*Recorded data:*
━━━━━━━━━━
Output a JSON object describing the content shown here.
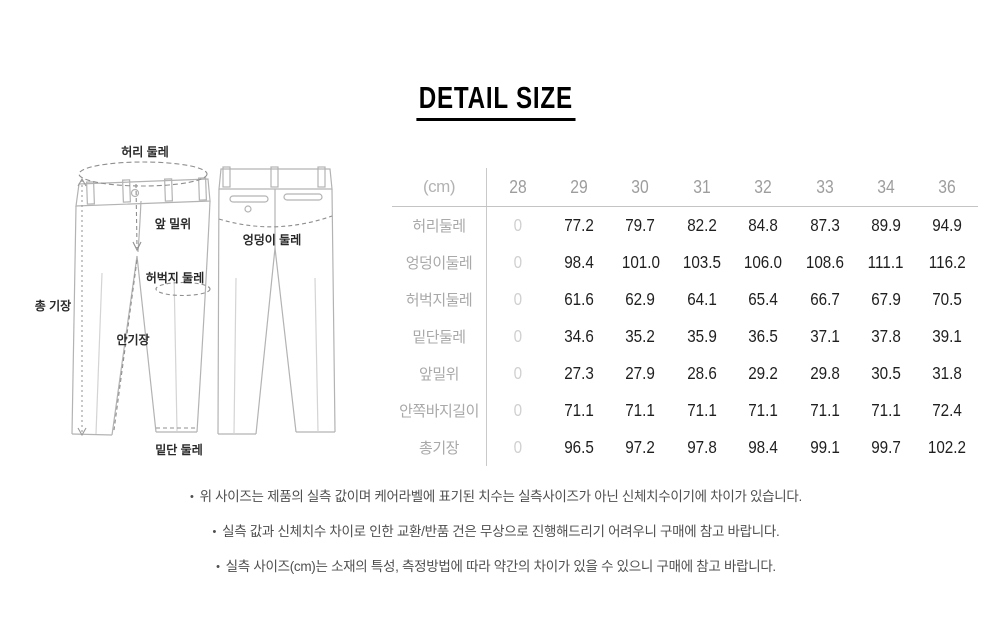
{
  "title": "DETAIL SIZE",
  "diagram": {
    "labels": {
      "waist": "허리 둘레",
      "front_rise": "앞 밀위",
      "hip": "엉덩이 둘레",
      "thigh": "허벅지 둘레",
      "total_length": "총 기장",
      "inner_length": "안기장",
      "hem": "밑단 둘레"
    }
  },
  "table": {
    "unit_label": "(cm)",
    "sizes": [
      "28",
      "29",
      "30",
      "31",
      "32",
      "33",
      "34",
      "36"
    ],
    "rows": [
      {
        "label": "허리둘레",
        "values": [
          "0",
          "77.2",
          "79.7",
          "82.2",
          "84.8",
          "87.3",
          "89.9",
          "94.9"
        ]
      },
      {
        "label": "엉덩이둘레",
        "values": [
          "0",
          "98.4",
          "101.0",
          "103.5",
          "106.0",
          "108.6",
          "111.1",
          "116.2"
        ]
      },
      {
        "label": "허벅지둘레",
        "values": [
          "0",
          "61.6",
          "62.9",
          "64.1",
          "65.4",
          "66.7",
          "67.9",
          "70.5"
        ]
      },
      {
        "label": "밑단둘레",
        "values": [
          "0",
          "34.6",
          "35.2",
          "35.9",
          "36.5",
          "37.1",
          "37.8",
          "39.1"
        ]
      },
      {
        "label": "앞밀위",
        "values": [
          "0",
          "27.3",
          "27.9",
          "28.6",
          "29.2",
          "29.8",
          "30.5",
          "31.8"
        ]
      },
      {
        "label": "안쪽바지길이",
        "values": [
          "0",
          "71.1",
          "71.1",
          "71.1",
          "71.1",
          "71.1",
          "71.1",
          "72.4"
        ]
      },
      {
        "label": "총기장",
        "values": [
          "0",
          "96.5",
          "97.2",
          "97.8",
          "98.4",
          "99.1",
          "99.7",
          "102.2"
        ]
      }
    ]
  },
  "notes_bullet": "•",
  "notes": [
    "위 사이즈는 제품의 실측 값이며 케어라벨에 표기된 치수는 실측사이즈가 아닌 신체치수이기에 차이가 있습니다.",
    "실측 값과 신체치수 차이로 인한 교환/반품 건은 무상으로 진행해드리기 어려우니 구매에 참고 바랍니다.",
    "실측 사이즈(cm)는 소재의 특성, 측정방법에 따라 약간의 차이가 있을 수 있으니 구매에 참고 바랍니다."
  ],
  "colors": {
    "accent_text": "#1f1f1f",
    "muted_text": "#a9a9a9",
    "zero_text": "#d0d0d0",
    "line": "#c9c9c9",
    "sketch_stroke": "#b3b3b3",
    "measure_stroke": "#8f8f8f"
  }
}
━━━━━━━━━━
*What this task involves:*
Pictures in the records must not appear in the copy; transcribe everything else precisely.

*Exercise response:*
Output a JSON object describing the content shown here.
{
  "title": "DETAIL SIZE",
  "diagram": {
    "labels": {
      "waist": "허리 둘레",
      "front_rise": "앞 밀위",
      "hip": "엉덩이 둘레",
      "thigh": "허벅지 둘레",
      "total_length": "총 기장",
      "inner_length": "안기장",
      "hem": "밑단 둘레"
    }
  },
  "table": {
    "unit_label": "(cm)",
    "sizes": [
      "28",
      "29",
      "30",
      "31",
      "32",
      "33",
      "34",
      "36"
    ],
    "rows": [
      {
        "label": "허리둘레",
        "values": [
          "0",
          "77.2",
          "79.7",
          "82.2",
          "84.8",
          "87.3",
          "89.9",
          "94.9"
        ]
      },
      {
        "label": "엉덩이둘레",
        "values": [
          "0",
          "98.4",
          "101.0",
          "103.5",
          "106.0",
          "108.6",
          "111.1",
          "116.2"
        ]
      },
      {
        "label": "허벅지둘레",
        "values": [
          "0",
          "61.6",
          "62.9",
          "64.1",
          "65.4",
          "66.7",
          "67.9",
          "70.5"
        ]
      },
      {
        "label": "밑단둘레",
        "values": [
          "0",
          "34.6",
          "35.2",
          "35.9",
          "36.5",
          "37.1",
          "37.8",
          "39.1"
        ]
      },
      {
        "label": "앞밀위",
        "values": [
          "0",
          "27.3",
          "27.9",
          "28.6",
          "29.2",
          "29.8",
          "30.5",
          "31.8"
        ]
      },
      {
        "label": "안쪽바지길이",
        "values": [
          "0",
          "71.1",
          "71.1",
          "71.1",
          "71.1",
          "71.1",
          "71.1",
          "72.4"
        ]
      },
      {
        "label": "총기장",
        "values": [
          "0",
          "96.5",
          "97.2",
          "97.8",
          "98.4",
          "99.1",
          "99.7",
          "102.2"
        ]
      }
    ]
  },
  "notes_bullet": "•",
  "notes": [
    "위 사이즈는 제품의 실측 값이며 케어라벨에 표기된 치수는 실측사이즈가 아닌 신체치수이기에 차이가 있습니다.",
    "실측 값과 신체치수 차이로 인한 교환/반품 건은 무상으로 진행해드리기 어려우니 구매에 참고 바랍니다.",
    "실측 사이즈(cm)는 소재의 특성, 측정방법에 따라 약간의 차이가 있을 수 있으니 구매에 참고 바랍니다."
  ],
  "colors": {
    "accent_text": "#1f1f1f",
    "muted_text": "#a9a9a9",
    "zero_text": "#d0d0d0",
    "line": "#c9c9c9",
    "sketch_stroke": "#b3b3b3",
    "measure_stroke": "#8f8f8f"
  }
}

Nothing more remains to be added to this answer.